▶ Goal
Each line below must be set down exactly; omit any image you find.

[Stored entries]
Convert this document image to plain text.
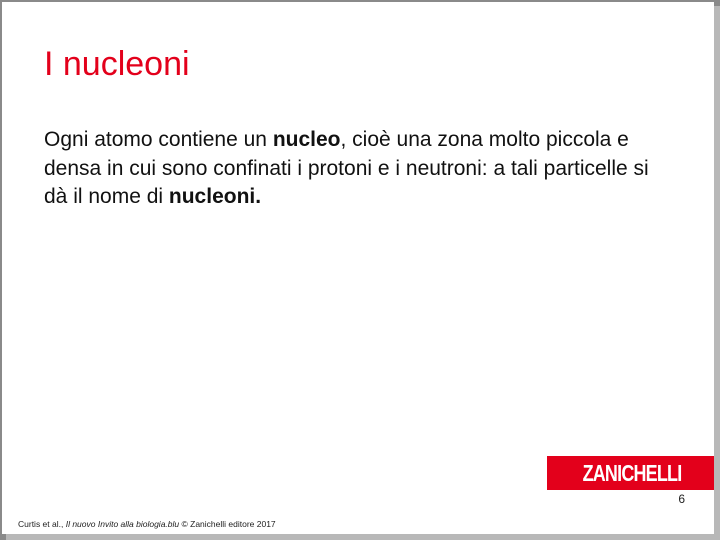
I nucleoni

Ogni atomo contiene un nucleo, cioè una zona molto piccola e densa in cui sono confinati i protoni e i neutroni: a tali particelle si dà il nome di nucleoni.

ZANICHELLI
6
Curtis et al., Il nuovo Invito alla biologia.blu © Zanichelli editore 2017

▶ Written solution
Convert this document image to plain text.
I nucleoni

Ogni atomo contiene un nucleo, cioè una zona molto piccola e densa in cui sono confinati i protoni e i neutroni: a tali particelle si dà il nome di nucleoni.

ZANICHELLI
6
Curtis et al., Il nuovo Invito alla biologia.blu © Zanichelli editore 2017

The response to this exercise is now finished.